*WRITTEN INSTRUCTION*
Quote exactly the lines running from the line with "Extract the structured" to the end of the entries, including both, and nothing else.

*RECORDS TO PROCESS*
--- Start ---

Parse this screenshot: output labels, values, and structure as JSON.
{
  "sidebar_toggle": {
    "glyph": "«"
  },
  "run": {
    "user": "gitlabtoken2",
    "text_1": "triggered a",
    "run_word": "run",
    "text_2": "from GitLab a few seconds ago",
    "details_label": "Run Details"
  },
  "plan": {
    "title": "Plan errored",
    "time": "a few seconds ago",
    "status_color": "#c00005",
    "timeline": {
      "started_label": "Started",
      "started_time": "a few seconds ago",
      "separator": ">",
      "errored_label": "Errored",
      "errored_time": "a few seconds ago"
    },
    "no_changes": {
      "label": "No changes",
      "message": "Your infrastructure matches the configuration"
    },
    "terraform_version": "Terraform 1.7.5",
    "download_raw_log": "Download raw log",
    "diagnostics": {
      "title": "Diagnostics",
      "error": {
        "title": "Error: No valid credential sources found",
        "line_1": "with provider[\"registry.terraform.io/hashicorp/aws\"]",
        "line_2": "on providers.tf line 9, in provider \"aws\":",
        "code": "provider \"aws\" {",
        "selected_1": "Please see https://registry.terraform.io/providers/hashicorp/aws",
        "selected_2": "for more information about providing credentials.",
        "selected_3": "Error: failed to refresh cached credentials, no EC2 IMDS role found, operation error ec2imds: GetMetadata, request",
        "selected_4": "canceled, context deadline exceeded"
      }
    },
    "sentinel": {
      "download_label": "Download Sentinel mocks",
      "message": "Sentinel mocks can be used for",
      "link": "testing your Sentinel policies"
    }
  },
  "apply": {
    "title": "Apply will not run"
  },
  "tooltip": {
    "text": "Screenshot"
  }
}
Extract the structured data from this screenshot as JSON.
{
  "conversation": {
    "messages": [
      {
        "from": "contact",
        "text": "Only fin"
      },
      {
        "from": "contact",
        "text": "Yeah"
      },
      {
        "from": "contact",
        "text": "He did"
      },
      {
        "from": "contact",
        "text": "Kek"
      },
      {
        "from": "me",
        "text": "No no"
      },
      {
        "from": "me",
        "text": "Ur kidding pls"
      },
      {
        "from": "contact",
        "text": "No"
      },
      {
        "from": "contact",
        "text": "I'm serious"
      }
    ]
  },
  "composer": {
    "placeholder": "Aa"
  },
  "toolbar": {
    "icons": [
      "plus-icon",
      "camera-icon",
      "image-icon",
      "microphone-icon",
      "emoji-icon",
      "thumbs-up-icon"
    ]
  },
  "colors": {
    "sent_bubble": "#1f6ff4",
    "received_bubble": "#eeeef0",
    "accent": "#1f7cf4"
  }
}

--- End ---

*TASK RESPONSE*
Extract the structured data from this screenshot as JSON.
{
  "conversation": {
    "messages": [
      {
        "from": "contact",
        "text": "Only fin"
      },
      {
        "from": "contact",
        "text": "Yeah"
      },
      {
        "from": "contact",
        "text": "He did"
      },
      {
        "from": "contact",
        "text": "Kek"
      },
      {
        "from": "me",
        "text": "No no"
      },
      {
        "from": "me",
        "text": "Ur kidding pls"
      },
      {
        "from": "contact",
        "text": "No"
      },
      {
        "from": "contact",
        "text": "I'm serious"
      }
    ]
  },
  "composer": {
    "placeholder": "Aa"
  },
  "toolbar": {
    "icons": [
      "plus-icon",
      "camera-icon",
      "image-icon",
      "microphone-icon",
      "emoji-icon",
      "thumbs-up-icon"
    ]
  },
  "colors": {
    "sent_bubble": "#1f6ff4",
    "received_bubble": "#eeeef0",
    "accent": "#1f7cf4"
  }
}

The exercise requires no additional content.